**TASK BRIEF**
Copy out all of the data below with no alterations.

========

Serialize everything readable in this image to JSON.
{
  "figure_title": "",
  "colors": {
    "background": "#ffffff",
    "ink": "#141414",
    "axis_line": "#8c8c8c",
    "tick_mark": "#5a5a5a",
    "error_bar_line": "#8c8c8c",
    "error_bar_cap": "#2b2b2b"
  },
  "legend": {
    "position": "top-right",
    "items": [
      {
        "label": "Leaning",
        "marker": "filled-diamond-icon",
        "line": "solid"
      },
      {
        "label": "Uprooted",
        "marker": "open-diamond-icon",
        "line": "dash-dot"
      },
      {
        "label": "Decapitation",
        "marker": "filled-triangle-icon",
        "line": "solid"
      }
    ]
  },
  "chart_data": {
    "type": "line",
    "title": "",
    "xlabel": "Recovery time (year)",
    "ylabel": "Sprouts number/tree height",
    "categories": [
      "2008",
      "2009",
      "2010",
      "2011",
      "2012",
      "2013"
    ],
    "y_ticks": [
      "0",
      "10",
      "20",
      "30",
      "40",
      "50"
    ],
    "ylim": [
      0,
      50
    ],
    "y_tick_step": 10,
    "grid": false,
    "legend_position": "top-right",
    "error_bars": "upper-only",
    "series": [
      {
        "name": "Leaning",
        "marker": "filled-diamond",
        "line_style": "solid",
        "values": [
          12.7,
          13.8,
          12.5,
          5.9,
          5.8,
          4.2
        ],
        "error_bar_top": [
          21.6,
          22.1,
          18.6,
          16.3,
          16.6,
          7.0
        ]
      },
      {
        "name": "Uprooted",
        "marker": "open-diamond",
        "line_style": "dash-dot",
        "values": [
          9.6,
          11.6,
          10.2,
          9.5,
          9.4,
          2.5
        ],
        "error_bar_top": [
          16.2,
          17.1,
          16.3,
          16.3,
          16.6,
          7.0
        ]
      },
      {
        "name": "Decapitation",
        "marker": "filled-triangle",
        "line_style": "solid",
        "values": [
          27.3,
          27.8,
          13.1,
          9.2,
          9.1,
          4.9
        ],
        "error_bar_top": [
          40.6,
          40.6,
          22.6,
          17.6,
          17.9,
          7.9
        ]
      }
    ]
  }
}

========

**WRITTEN REPLY**
Serialize everything readable in this image to JSON.
{
  "figure_title": "",
  "colors": {
    "background": "#ffffff",
    "ink": "#141414",
    "axis_line": "#8c8c8c",
    "tick_mark": "#5a5a5a",
    "error_bar_line": "#8c8c8c",
    "error_bar_cap": "#2b2b2b"
  },
  "legend": {
    "position": "top-right",
    "items": [
      {
        "label": "Leaning",
        "marker": "filled-diamond-icon",
        "line": "solid"
      },
      {
        "label": "Uprooted",
        "marker": "open-diamond-icon",
        "line": "dash-dot"
      },
      {
        "label": "Decapitation",
        "marker": "filled-triangle-icon",
        "line": "solid"
      }
    ]
  },
  "chart_data": {
    "type": "line",
    "title": "",
    "xlabel": "Recovery time (year)",
    "ylabel": "Sprouts number/tree height",
    "categories": [
      "2008",
      "2009",
      "2010",
      "2011",
      "2012",
      "2013"
    ],
    "y_ticks": [
      "0",
      "10",
      "20",
      "30",
      "40",
      "50"
    ],
    "ylim": [
      0,
      50
    ],
    "y_tick_step": 10,
    "grid": false,
    "legend_position": "top-right",
    "error_bars": "upper-only",
    "series": [
      {
        "name": "Leaning",
        "marker": "filled-diamond",
        "line_style": "solid",
        "values": [
          12.7,
          13.8,
          12.5,
          5.9,
          5.8,
          4.2
        ],
        "error_bar_top": [
          21.6,
          22.1,
          18.6,
          16.3,
          16.6,
          7.0
        ]
      },
      {
        "name": "Uprooted",
        "marker": "open-diamond",
        "line_style": "dash-dot",
        "values": [
          9.6,
          11.6,
          10.2,
          9.5,
          9.4,
          2.5
        ],
        "error_bar_top": [
          16.2,
          17.1,
          16.3,
          16.3,
          16.6,
          7.0
        ]
      },
      {
        "name": "Decapitation",
        "marker": "filled-triangle",
        "line_style": "solid",
        "values": [
          27.3,
          27.8,
          13.1,
          9.2,
          9.1,
          4.9
        ],
        "error_bar_top": [
          40.6,
          40.6,
          22.6,
          17.6,
          17.9,
          7.9
        ]
      }
    ]
  }
}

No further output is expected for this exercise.